Postulat n° 135 - Rapport final du Conseil communal

Résumé du postulat

Selon La Liberté du 9 janvier 2017, le quartier d’Alt serait le seul à Fribourg à bénéficier de conteneurs pour des déchets verts, malgré les 15 points de récolte que compte la Ville. Ceux-ci proposent uniquement la collecte de verre, de PET, d’huiles usées, d’alu ou encore des textiles. Les déchets verts peuvent être ramassés à domicile de mars à novembre via un abonnement gratuit.

Mais rares sont les propriétaires d’immeubles mettant à disposition de leurs locataires des conteneurs pour les déchets verts. De plus, ces types de conteneurs ne peuvent pas être installés dans tous les quartiers de la Ville de Fribourg, à l’instar de la rue de Lausanne.

• [CONSIGNES]:
#1 Les affirmations suivantes concordent-elles avec le résumé du postulat ? (a) La Ville de Fribourg compte 15 points de récolte. (b) Les points de récolte acceptent les déchets verts. (c) Le ramassage à domicile des déchets verts a lieu toute l’année. Répondez par oui ou par non et citez à l’identique les mots du texte qui tranchent.
#2 Reproduisez sans la moindre modification le passage du résumé du postulat qui commence par "Selon La Liberté" et se termine par "un abonnement gratuit.".

• [EXTRAIT DES DONNÉES]:
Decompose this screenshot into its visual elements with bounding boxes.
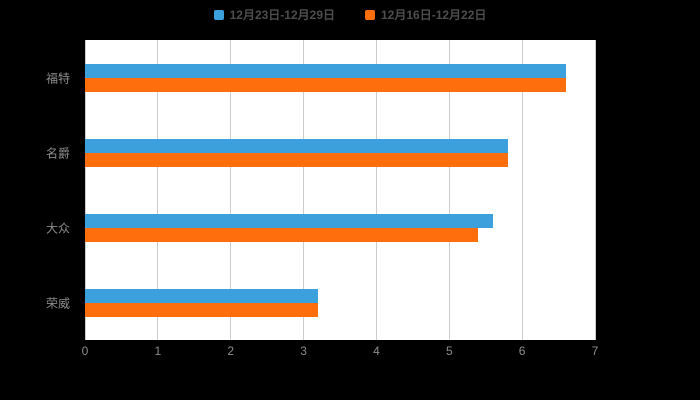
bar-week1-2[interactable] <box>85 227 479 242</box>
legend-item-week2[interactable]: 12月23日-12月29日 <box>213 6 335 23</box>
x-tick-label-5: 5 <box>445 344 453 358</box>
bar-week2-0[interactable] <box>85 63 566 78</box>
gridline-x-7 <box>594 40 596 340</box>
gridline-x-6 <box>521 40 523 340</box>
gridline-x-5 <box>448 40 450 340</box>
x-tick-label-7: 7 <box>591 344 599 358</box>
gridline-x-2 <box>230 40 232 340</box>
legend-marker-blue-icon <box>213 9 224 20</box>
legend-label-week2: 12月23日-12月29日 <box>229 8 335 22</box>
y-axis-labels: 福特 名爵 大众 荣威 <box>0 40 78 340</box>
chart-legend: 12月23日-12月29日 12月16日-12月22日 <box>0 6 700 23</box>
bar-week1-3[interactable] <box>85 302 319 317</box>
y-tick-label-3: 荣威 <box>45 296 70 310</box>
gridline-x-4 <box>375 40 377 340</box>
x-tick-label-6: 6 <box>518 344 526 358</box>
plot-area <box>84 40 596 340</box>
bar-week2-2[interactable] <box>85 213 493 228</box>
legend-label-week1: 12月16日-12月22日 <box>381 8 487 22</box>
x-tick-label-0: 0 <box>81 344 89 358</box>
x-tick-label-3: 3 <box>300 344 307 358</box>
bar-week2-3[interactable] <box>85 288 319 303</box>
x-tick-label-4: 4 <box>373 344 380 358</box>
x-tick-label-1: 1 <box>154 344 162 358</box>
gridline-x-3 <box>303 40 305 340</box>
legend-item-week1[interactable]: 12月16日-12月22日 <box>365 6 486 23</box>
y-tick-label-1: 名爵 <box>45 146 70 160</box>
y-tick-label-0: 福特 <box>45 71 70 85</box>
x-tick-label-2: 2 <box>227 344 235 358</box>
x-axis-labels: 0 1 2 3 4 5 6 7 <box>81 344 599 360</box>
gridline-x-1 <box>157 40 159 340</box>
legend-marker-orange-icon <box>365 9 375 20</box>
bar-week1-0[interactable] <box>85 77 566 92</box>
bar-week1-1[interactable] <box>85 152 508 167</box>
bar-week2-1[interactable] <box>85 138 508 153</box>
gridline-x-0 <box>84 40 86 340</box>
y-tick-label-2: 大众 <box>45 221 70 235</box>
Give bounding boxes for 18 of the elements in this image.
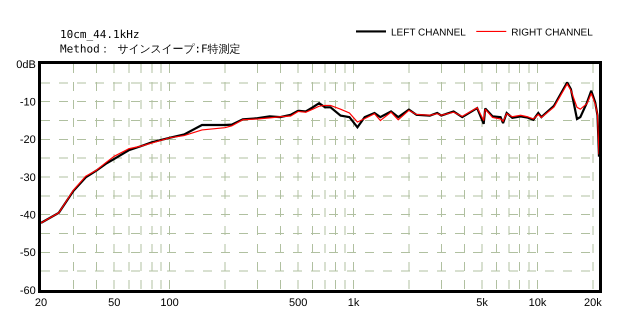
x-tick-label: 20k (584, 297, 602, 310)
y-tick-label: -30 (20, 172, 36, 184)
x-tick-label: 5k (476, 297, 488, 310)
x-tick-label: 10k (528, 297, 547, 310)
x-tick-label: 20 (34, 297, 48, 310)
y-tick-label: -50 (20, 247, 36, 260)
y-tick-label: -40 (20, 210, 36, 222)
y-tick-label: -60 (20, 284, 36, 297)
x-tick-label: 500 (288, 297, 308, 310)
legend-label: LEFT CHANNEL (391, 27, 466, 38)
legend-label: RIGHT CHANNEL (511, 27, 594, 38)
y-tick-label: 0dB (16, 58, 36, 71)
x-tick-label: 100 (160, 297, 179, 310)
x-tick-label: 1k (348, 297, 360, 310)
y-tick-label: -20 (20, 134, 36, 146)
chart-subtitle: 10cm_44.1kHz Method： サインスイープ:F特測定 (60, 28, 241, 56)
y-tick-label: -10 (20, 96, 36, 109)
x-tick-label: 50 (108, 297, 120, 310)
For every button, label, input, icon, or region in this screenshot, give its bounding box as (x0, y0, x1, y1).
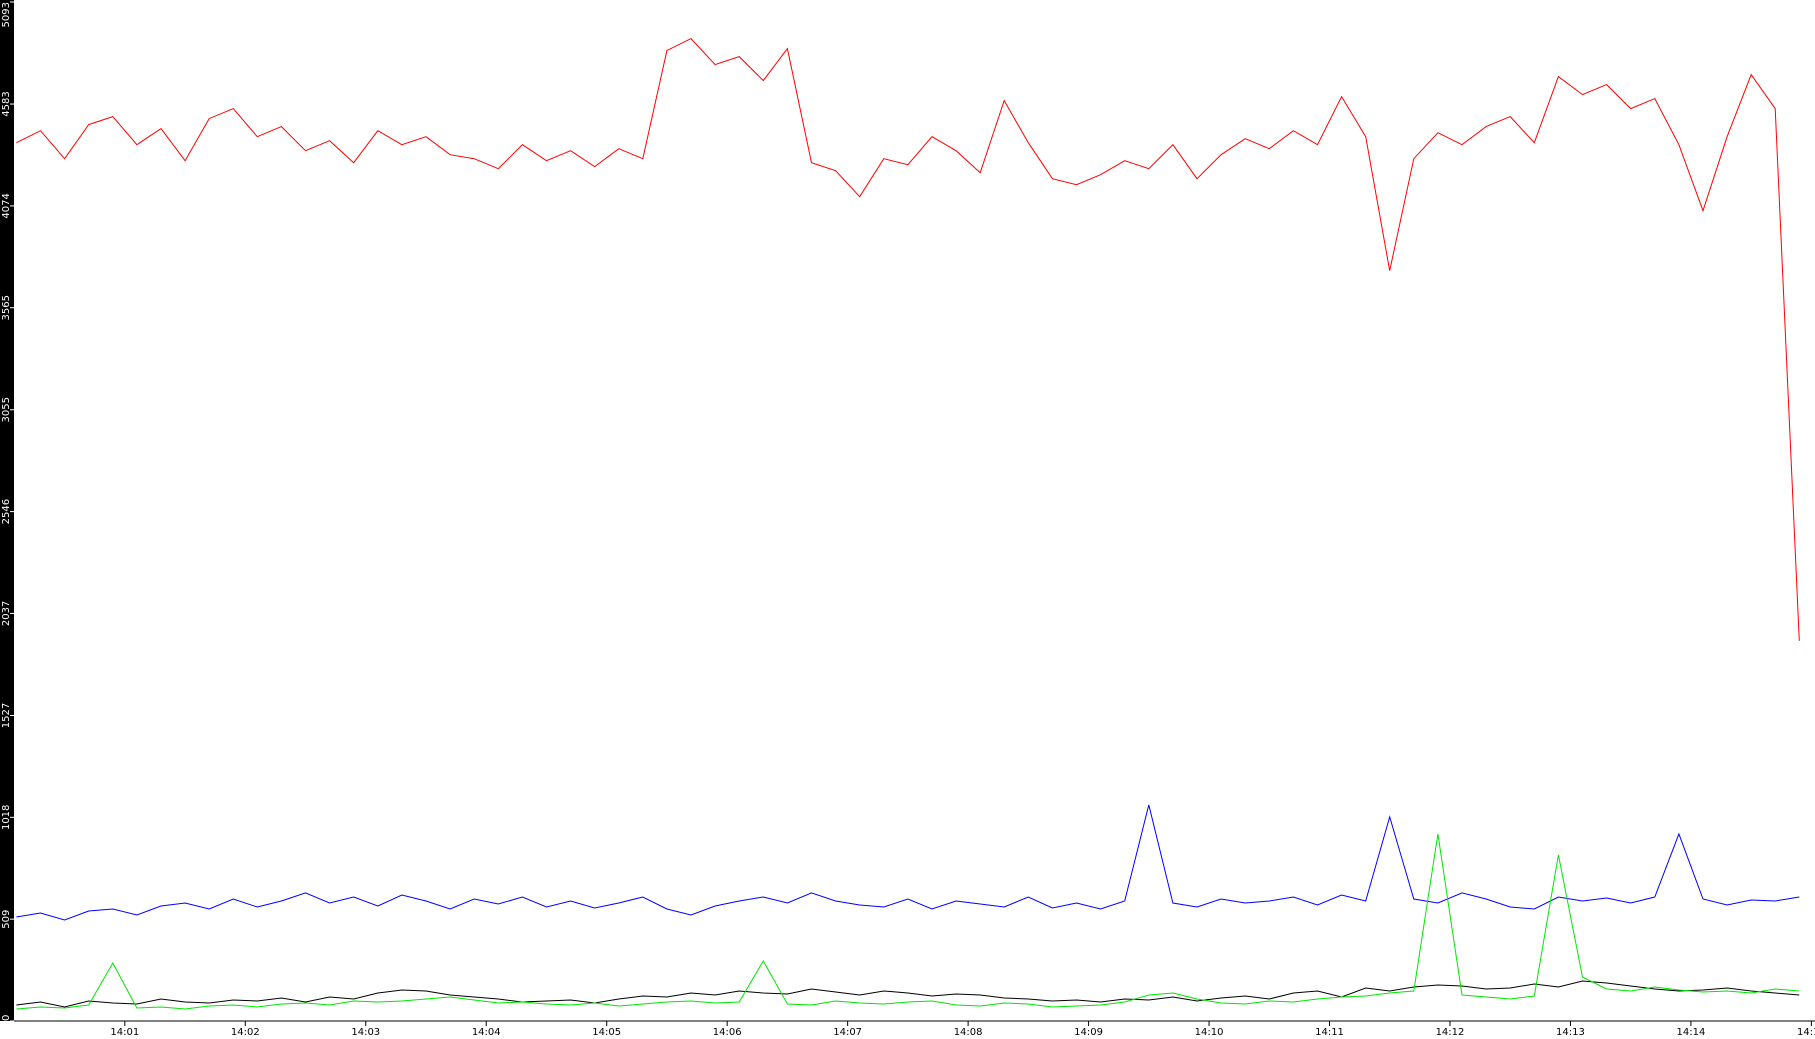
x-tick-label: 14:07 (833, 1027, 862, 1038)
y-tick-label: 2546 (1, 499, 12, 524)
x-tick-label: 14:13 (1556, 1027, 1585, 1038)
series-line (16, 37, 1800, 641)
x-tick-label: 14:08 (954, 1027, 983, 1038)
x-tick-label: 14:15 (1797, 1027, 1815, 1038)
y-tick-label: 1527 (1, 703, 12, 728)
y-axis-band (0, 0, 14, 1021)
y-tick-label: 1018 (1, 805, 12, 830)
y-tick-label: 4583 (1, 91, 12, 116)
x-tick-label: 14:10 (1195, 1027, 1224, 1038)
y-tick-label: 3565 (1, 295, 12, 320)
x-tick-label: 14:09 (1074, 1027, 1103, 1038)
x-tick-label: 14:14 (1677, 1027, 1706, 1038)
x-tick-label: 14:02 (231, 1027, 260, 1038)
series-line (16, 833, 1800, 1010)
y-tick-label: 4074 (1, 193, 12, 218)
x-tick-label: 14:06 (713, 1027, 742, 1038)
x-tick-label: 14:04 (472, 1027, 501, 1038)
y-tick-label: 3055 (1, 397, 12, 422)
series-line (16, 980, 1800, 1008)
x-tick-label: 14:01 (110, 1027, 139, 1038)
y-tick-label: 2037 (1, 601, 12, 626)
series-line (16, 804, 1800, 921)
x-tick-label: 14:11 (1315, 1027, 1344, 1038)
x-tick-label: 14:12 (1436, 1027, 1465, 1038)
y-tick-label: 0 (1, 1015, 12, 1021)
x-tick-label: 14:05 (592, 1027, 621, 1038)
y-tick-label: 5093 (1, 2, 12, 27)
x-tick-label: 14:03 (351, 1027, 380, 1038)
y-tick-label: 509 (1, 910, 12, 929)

• [CORRIGÉ DE L'EXERCICE]:
#1
(a) Oui : « malgré les 15 points de récolte que compte la Ville ».
(b) Non : « Ceux-ci proposent uniquement la collecte de verre, de PET, d’huiles usées, d’alu ou encore des textiles. »
(c) Non : « Les déchets verts peuvent être ramassés à domicile de mars à novembre ».

#2
Selon La Liberté du 9 janvier 2017, le quartier d’Alt serait le seul à Fribourg à bénéficier de conteneurs pour des déchets verts, malgré les 15 points de récolte que compte la Ville. Ceux-ci proposent uniquement la collecte de verre, de PET, d’huiles usées, d’alu ou encore des textiles. Les déchets verts peuvent être ramassés à domicile de mars à novembre via un abonnement gratuit.